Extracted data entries
########################################
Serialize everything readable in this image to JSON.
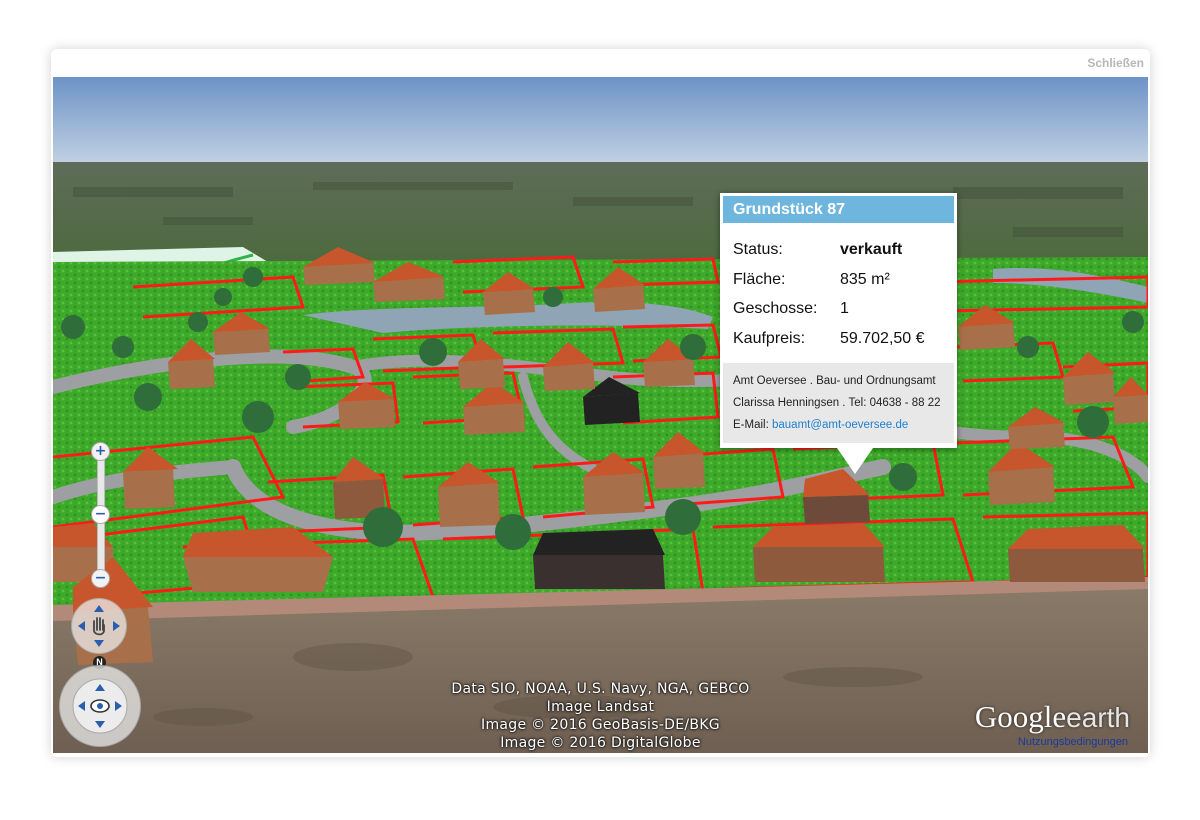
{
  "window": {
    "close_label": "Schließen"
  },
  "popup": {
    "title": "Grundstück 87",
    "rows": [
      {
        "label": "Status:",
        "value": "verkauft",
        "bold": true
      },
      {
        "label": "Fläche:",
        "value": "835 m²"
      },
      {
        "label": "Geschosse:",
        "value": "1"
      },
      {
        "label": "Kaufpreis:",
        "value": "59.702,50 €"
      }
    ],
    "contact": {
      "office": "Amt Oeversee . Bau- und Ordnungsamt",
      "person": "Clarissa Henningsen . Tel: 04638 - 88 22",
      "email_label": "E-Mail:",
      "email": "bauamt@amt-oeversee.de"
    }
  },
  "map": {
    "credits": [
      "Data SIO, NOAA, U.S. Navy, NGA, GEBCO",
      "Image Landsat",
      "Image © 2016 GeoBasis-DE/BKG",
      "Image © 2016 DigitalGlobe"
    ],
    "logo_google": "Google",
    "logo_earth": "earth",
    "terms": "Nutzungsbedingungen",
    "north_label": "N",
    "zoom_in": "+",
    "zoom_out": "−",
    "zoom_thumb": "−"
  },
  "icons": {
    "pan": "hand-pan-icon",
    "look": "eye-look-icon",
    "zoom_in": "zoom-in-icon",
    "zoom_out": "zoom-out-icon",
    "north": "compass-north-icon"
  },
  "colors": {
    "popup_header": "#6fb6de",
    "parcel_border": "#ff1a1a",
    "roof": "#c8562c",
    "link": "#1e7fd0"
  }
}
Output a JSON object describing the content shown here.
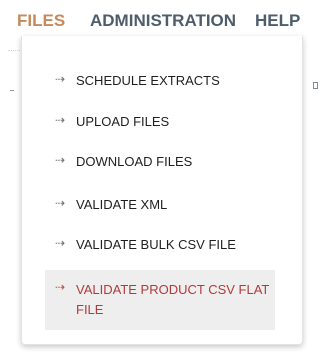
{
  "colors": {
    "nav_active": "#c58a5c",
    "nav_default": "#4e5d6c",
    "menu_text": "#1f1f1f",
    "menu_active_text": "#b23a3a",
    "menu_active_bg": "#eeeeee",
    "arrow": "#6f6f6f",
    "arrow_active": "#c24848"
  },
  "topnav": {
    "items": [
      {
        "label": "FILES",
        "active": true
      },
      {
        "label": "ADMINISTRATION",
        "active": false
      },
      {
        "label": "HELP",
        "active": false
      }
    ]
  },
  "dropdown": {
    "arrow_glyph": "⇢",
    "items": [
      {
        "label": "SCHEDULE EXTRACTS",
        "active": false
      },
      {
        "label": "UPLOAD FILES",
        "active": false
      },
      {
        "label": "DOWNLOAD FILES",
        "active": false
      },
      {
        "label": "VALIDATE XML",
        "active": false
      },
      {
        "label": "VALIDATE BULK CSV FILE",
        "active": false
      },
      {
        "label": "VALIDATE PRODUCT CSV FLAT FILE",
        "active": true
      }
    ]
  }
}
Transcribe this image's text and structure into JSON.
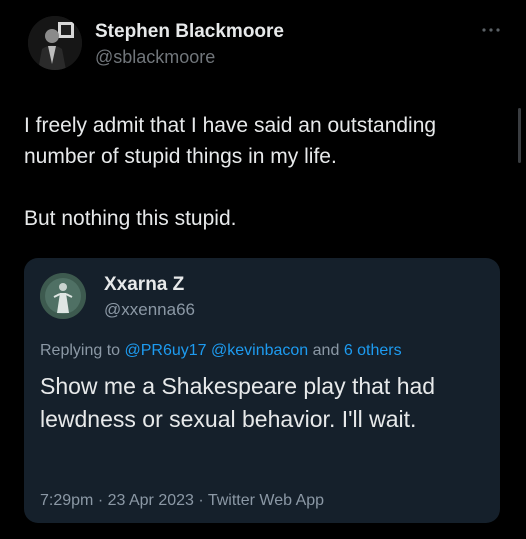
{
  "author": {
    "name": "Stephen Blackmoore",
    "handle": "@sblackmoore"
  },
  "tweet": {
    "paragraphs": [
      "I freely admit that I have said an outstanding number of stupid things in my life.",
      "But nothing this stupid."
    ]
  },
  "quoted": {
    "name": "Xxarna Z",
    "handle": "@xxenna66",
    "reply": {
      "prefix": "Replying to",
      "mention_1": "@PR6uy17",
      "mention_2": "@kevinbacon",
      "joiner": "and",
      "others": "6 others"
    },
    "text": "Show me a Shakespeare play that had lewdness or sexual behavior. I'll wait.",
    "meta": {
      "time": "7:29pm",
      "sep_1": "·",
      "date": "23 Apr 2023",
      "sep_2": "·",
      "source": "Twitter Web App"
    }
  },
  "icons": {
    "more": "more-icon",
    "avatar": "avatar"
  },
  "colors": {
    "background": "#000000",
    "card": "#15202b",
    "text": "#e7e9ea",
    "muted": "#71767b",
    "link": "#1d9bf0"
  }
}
########################################
§ Work to do
Repeat each entry exactly as given; no pictures belong in the copy.

§ Answer in full
Serialize everything readable in this image to JSON.
{
  "window": {
    "close_label": "Schließen"
  },
  "popup": {
    "title": "Grundstück 87",
    "rows": [
      {
        "label": "Status:",
        "value": "verkauft",
        "bold": true
      },
      {
        "label": "Fläche:",
        "value": "835 m²"
      },
      {
        "label": "Geschosse:",
        "value": "1"
      },
      {
        "label": "Kaufpreis:",
        "value": "59.702,50 €"
      }
    ],
    "contact": {
      "office": "Amt Oeversee . Bau- und Ordnungsamt",
      "person": "Clarissa Henningsen . Tel: 04638 - 88 22",
      "email_label": "E-Mail:",
      "email": "bauamt@amt-oeversee.de"
    }
  },
  "map": {
    "credits": [
      "Data SIO, NOAA, U.S. Navy, NGA, GEBCO",
      "Image Landsat",
      "Image © 2016 GeoBasis-DE/BKG",
      "Image © 2016 DigitalGlobe"
    ],
    "logo_google": "Google",
    "logo_earth": "earth",
    "terms": "Nutzungsbedingungen",
    "north_label": "N",
    "zoom_in": "+",
    "zoom_out": "−",
    "zoom_thumb": "−"
  },
  "icons": {
    "pan": "hand-pan-icon",
    "look": "eye-look-icon",
    "zoom_in": "zoom-in-icon",
    "zoom_out": "zoom-out-icon",
    "north": "compass-north-icon"
  },
  "colors": {
    "popup_header": "#6fb6de",
    "parcel_border": "#ff1a1a",
    "roof": "#c8562c",
    "link": "#1e7fd0"
  }
}
Output a JSON object describing the content shown here.
{
  "colors": {
    "nav_active": "#c58a5c",
    "nav_default": "#4e5d6c",
    "menu_text": "#1f1f1f",
    "menu_active_text": "#b23a3a",
    "menu_active_bg": "#eeeeee",
    "arrow": "#6f6f6f",
    "arrow_active": "#c24848"
  },
  "topnav": {
    "items": [
      {
        "label": "FILES",
        "active": true
      },
      {
        "label": "ADMINISTRATION",
        "active": false
      },
      {
        "label": "HELP",
        "active": false
      }
    ]
  },
  "dropdown": {
    "arrow_glyph": "⇢",
    "items": [
      {
        "label": "SCHEDULE EXTRACTS",
        "active": false
      },
      {
        "label": "UPLOAD FILES",
        "active": false
      },
      {
        "label": "DOWNLOAD FILES",
        "active": false
      },
      {
        "label": "VALIDATE XML",
        "active": false
      },
      {
        "label": "VALIDATE BULK CSV FILE",
        "active": false
      },
      {
        "label": "VALIDATE PRODUCT CSV FLAT FILE",
        "active": true
      }
    ]
  }
}
Transcribe this image's text and structure into JSON.
{
  "author": {
    "name": "Stephen Blackmoore",
    "handle": "@sblackmoore"
  },
  "tweet": {
    "paragraphs": [
      "I freely admit that I have said an outstanding number of stupid things in my life.",
      "But nothing this stupid."
    ]
  },
  "quoted": {
    "name": "Xxarna Z",
    "handle": "@xxenna66",
    "reply": {
      "prefix": "Replying to",
      "mention_1": "@PR6uy17",
      "mention_2": "@kevinbacon",
      "joiner": "and",
      "others": "6 others"
    },
    "text": "Show me a Shakespeare play that had lewdness or sexual behavior. I'll wait.",
    "meta": {
      "time": "7:29pm",
      "sep_1": "·",
      "date": "23 Apr 2023",
      "sep_2": "·",
      "source": "Twitter Web App"
    }
  },
  "icons": {
    "more": "more-icon",
    "avatar": "avatar"
  },
  "colors": {
    "background": "#000000",
    "card": "#15202b",
    "text": "#e7e9ea",
    "muted": "#71767b",
    "link": "#1d9bf0"
  }
}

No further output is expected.